** Required task **
Every line of the material is to be quoted verbatim, minus the pictures.

** Data **

_ _ _ _ _

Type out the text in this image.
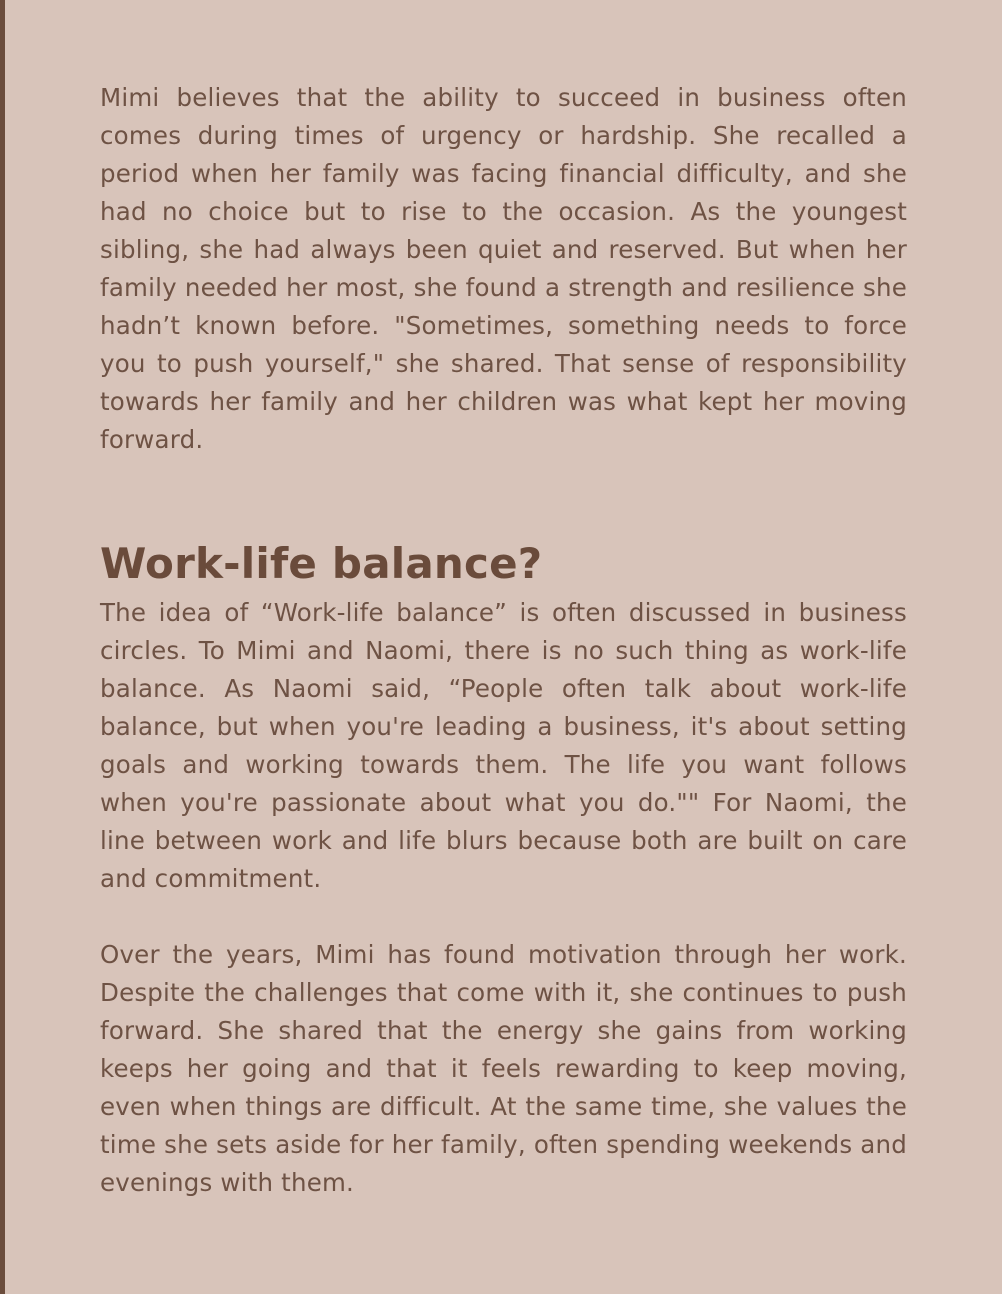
Mimi believes that the ability to succeed in business often comes during times of urgency or hardship. She recalled a period when her family was facing financial difficulty, and she had no choice but to rise to the occasion. As the youngest sibling, she had always been quiet and reserved. But when her family needed her most, she found a strength and resilience she hadn’t known before. "Sometimes, something needs to force you to push yourself," she shared. That sense of responsibility towards her family and her children was what kept her moving forward.

Work-life balance?

The idea of “Work-life balance” is often discussed in business circles. To Mimi and Naomi, there is no such thing as work-life balance. As Naomi said, “People often talk about work-life balance, but when you're leading a business, it's about setting goals and working towards them. The life you want follows when you're passionate about what you do."" For Naomi, the line between work and life blurs because both are built on care and commitment.

Over the years, Mimi has found motivation through her work. Despite the challenges that come with it, she continues to push forward. She shared that the energy she gains from working keeps her going and that it feels rewarding to keep moving, even when things are difficult. At the same time, she values the time she sets aside for her family, often spending weekends and evenings with them.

_ _ _ _ _

** Output **
Type out the text in this image.
Mimi believes that the ability to succeed in business often comes during times of urgency or hardship. She recalled a period when her family was facing financial difficulty, and she had no choice but to rise to the occasion. As the youngest sibling, she had always been quiet and reserved. But when her family needed her most, she found a strength and resilience she hadn’t known before. "Sometimes, something needs to force you to push yourself," she shared. That sense of responsibility towards her family and her children was what kept her moving forward.

Work-life balance?

The idea of “Work-life balance” is often discussed in business circles. To Mimi and Naomi, there is no such thing as work-life balance. As Naomi said, “People often talk about work-life balance, but when you're leading a business, it's about setting goals and working towards them. The life you want follows when you're passionate about what you do."" For Naomi, the line between work and life blurs because both are built on care and commitment.

Over the years, Mimi has found motivation through her work. Despite the challenges that come with it, she continues to push forward. She shared that the energy she gains from working keeps her going and that it feels rewarding to keep moving, even when things are difficult. At the same time, she values the time she sets aside for her family, often spending weekends and evenings with them.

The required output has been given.